### SUPPLIED ENTRIES ###

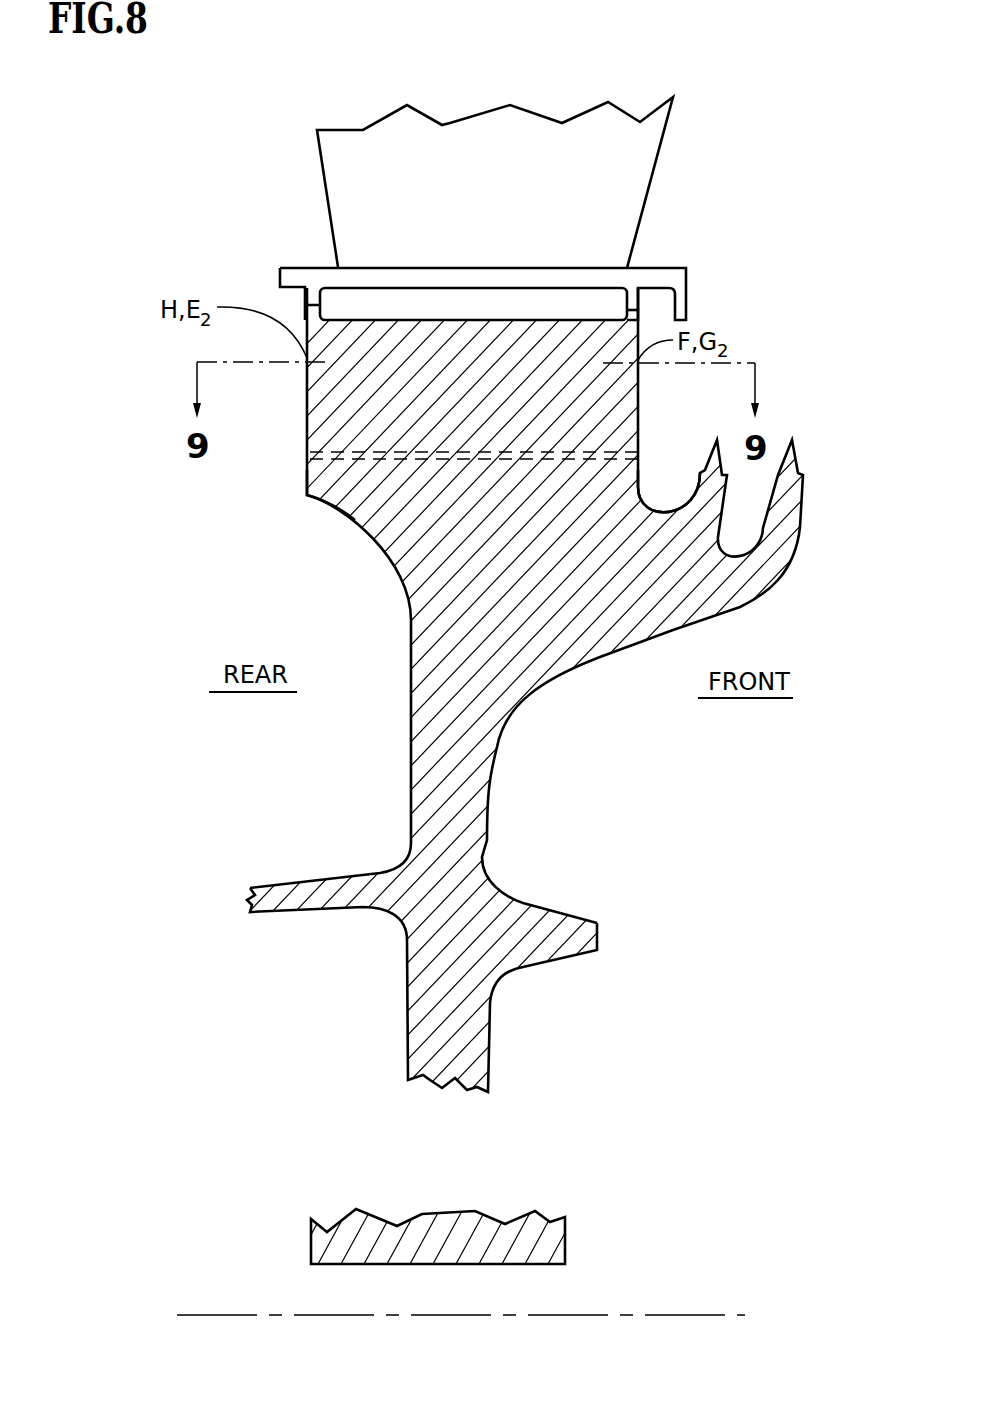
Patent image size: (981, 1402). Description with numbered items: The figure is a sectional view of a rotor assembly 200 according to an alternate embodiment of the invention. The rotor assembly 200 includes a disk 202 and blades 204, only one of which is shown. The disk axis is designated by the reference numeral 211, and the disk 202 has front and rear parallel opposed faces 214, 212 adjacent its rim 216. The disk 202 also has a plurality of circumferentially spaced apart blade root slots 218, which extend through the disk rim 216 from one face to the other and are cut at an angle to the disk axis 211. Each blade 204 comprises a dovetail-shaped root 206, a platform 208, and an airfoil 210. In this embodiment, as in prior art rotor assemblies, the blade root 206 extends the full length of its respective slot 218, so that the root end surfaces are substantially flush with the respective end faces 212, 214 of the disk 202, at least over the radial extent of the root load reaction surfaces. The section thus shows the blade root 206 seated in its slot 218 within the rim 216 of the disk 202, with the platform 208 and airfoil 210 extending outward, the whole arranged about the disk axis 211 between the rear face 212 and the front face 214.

The rotor assembly 200 is at (490, 598).
The disk 202 is at (415, 992).
The blade 204 is at (660, 192).
The blade root 206 is at (455, 462).
The platform 208 is at (650, 267).
The airfoil 210 is at (522, 158).
The disk axis 211 is at (663, 1315).
The rear face 212 is at (307, 475).
The front face 214 is at (640, 408).
The rim 216 is at (492, 316).
The blade root slot 218 is at (358, 462).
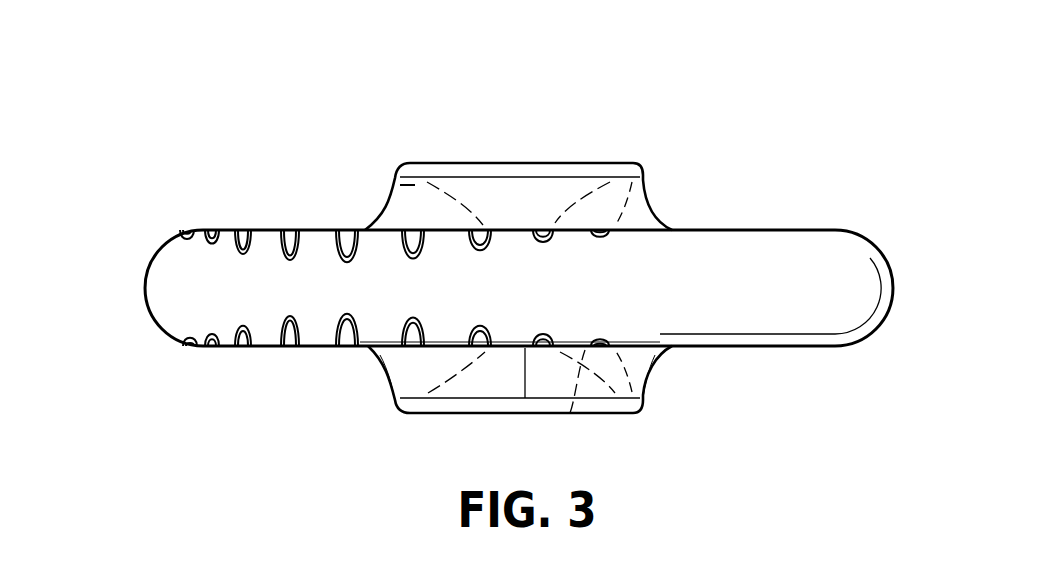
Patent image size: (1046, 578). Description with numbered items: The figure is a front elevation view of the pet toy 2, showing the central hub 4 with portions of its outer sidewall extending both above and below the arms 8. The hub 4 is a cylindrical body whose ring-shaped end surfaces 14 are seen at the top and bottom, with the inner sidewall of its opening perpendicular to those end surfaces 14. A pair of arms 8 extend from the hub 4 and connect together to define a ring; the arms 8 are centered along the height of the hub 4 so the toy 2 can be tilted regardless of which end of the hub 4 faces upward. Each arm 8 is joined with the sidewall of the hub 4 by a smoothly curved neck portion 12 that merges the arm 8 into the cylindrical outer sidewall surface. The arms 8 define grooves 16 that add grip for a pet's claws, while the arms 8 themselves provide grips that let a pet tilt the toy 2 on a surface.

The pet toy 2 is at (498, 270).
The hub 4 is at (410, 185).
The arms 8 is at (160, 265).
The neck portion 12 is at (393, 365).
The end surfaces 14 is at (578, 165).
The grooves 16 is at (340, 230).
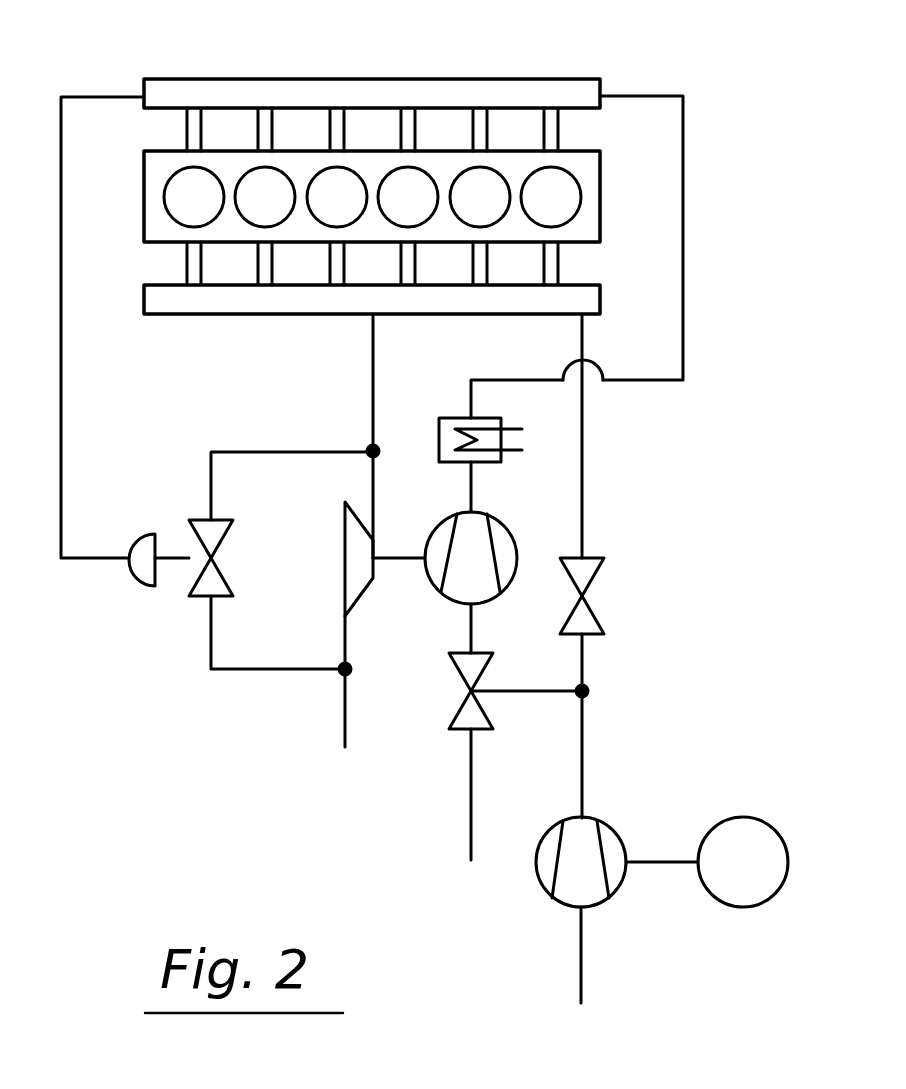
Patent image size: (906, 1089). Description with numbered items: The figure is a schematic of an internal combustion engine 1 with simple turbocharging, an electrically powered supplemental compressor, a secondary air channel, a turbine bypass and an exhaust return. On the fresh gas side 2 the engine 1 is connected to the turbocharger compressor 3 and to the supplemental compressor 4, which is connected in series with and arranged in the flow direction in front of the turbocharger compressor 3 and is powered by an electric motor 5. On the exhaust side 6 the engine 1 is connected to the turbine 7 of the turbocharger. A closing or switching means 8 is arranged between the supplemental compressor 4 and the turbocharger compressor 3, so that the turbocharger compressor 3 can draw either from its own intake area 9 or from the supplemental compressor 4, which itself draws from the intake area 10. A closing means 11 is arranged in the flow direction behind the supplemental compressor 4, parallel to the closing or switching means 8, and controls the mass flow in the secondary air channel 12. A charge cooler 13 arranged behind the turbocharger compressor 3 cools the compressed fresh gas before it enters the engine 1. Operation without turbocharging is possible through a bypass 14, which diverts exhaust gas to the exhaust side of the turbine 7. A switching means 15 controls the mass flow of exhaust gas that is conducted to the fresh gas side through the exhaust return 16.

The internal combustion engine 1 is at (592, 186).
The fresh gas side 2 is at (568, 80).
The turbocharger compressor 3 is at (476, 552).
The supplemental compressor 4 is at (588, 853).
The electric motor 5 is at (760, 833).
The exhaust side 6 is at (325, 314).
The turbine 7 is at (350, 563).
The closing or switching means 8 is at (460, 690).
The intake area 9 is at (471, 820).
The intake area 10 is at (581, 977).
The closing means 11 is at (583, 597).
The secondary air channel 12 is at (582, 512).
The charge cooler 13 is at (473, 428).
The bypass 14 is at (298, 450).
The switching means 15 is at (205, 592).
The exhaust return 16 is at (87, 556).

###

• [EXERCISE GOAL] Render every line of the listing above as one numbered list, skipping blank lines and leaving the pictures out.

• [REPLY]
1. Patent image size: (981, 1402). Description with numbered items: The figure is a sectional view of a rotor assembly 200 according to an alternate embodiment of the invention. The rotor assembly 200 includes a disk 202 and blades 204, only one of which is shown. The disk axis is designated by the reference numeral 211, and the disk 202 has front and rear parallel opposed faces 214, 212 adjacent its rim 216. The disk 202 also has a plurality of circumferentially spaced apart blade root slots 218, which extend through the disk rim 216 from one face to the other and are cut at an angle to the disk axis 211. Each blade 204 comprises a dovetail-shaped root 206, a platform 208, and an airfoil 210. In this embodiment, as in prior art rotor assemblies, the blade root 206 extends the full length of its respective slot 218, so that the root end surfaces are substantially flush with the respective end faces 212, 214 of the disk 202, at least over the radial extent of the root load reaction surfaces. The section thus shows the blade root 206 seated in its slot 218 within the rim 216 of the disk 202, with the platform 208 and airfoil 210 extending outward, the whole arranged about the disk axis 211 between the rear face 212 and the front face 214.
2. The rotor assembly 200 is at (490, 598).
3. The disk 202 is at (415, 992).
4. The blade 204 is at (660, 192).
5. The blade root 206 is at (455, 462).
6. The platform 208 is at (650, 267).
7. The airfoil 210 is at (522, 158).
8. The disk axis 211 is at (663, 1315).
9. The rear face 212 is at (307, 475).
10. The front face 214 is at (640, 408).
11. The rim 216 is at (492, 316).
12. The blade root slot 218 is at (358, 462).
13. Patent image size: (1046, 578). Description with numbered items: The figure is a front elevation view of the pet toy 2, showing the central hub 4 with portions of its outer sidewall extending both above and below the arms 8. The hub 4 is a cylindrical body whose ring-shaped end surfaces 14 are seen at the top and bottom, with the inner sidewall of its opening perpendicular to those end surfaces 14. A pair of arms 8 extend from the hub 4 and connect together to define a ring; the arms 8 are centered along the height of the hub 4 so the toy 2 can be tilted regardless of which end of the hub 4 faces upward. Each arm 8 is joined with the sidewall of the hub 4 by a smoothly curved neck portion 12 that merges the arm 8 into the cylindrical outer sidewall surface. The arms 8 define grooves 16 that add grip for a pet's claws, while the arms 8 themselves provide grips that let a pet tilt the toy 2 on a surface.
14. The pet toy 2 is at (498, 270).
15. The hub 4 is at (410, 185).
16. The arms 8 is at (160, 265).
17. The neck portion 12 is at (393, 365).
18. The end surfaces 14 is at (578, 165).
19. The grooves 16 is at (340, 230).
20. Patent image size: (906, 1089). Description with numbered items: The figure is a schematic of an internal combustion engine 1 with simple turbocharging, an electrically powered supplemental compressor, a secondary air channel, a turbine bypass and an exhaust return. On the fresh gas side 2 the engine 1 is connected to the turbocharger compressor 3 and to the supplemental compressor 4, which is connected in series with and arranged in the flow direction in front of the turbocharger compressor 3 and is powered by an electric motor 5. On the exhaust side 6 the engine 1 is connected to the turbine 7 of the turbocharger. A closing or switching means 8 is arranged between the supplemental compressor 4 and the turbocharger compressor 3, so that the turbocharger compressor 3 can draw either from its own intake area 9 or from the supplemental compressor 4, which itself draws from the intake area 10. A closing means 11 is arranged in the flow direction behind the supplemental compressor 4, parallel to the closing or switching means 8, and controls the mass flow in the secondary air channel 12. A charge cooler 13 arranged behind the turbocharger compressor 3 cools the compressed fresh gas before it enters the engine 1. Operation without turbocharging is possible through a bypass 14, which diverts exhaust gas to the exhaust side of the turbine 7. A switching means 15 controls the mass flow of exhaust gas that is conducted to the fresh gas side through the exhaust return 16.
21. The internal combustion engine 1 is at (592, 186).
22. The fresh gas side 2 is at (568, 80).
23. The turbocharger compressor 3 is at (476, 552).
24. The supplemental compressor 4 is at (588, 853).
25. The electric motor 5 is at (760, 833).
26. The exhaust side 6 is at (325, 314).
27. The turbine 7 is at (350, 563).
28. The closing or switching means 8 is at (460, 690).
29. The intake area 9 is at (471, 820).
30. The intake area 10 is at (581, 977).
31. The closing means 11 is at (583, 597).
32. The secondary air channel 12 is at (582, 512).
33. The charge cooler 13 is at (473, 428).
34. The bypass 14 is at (298, 450).
35. The switching means 15 is at (205, 592).
36. The exhaust return 16 is at (87, 556).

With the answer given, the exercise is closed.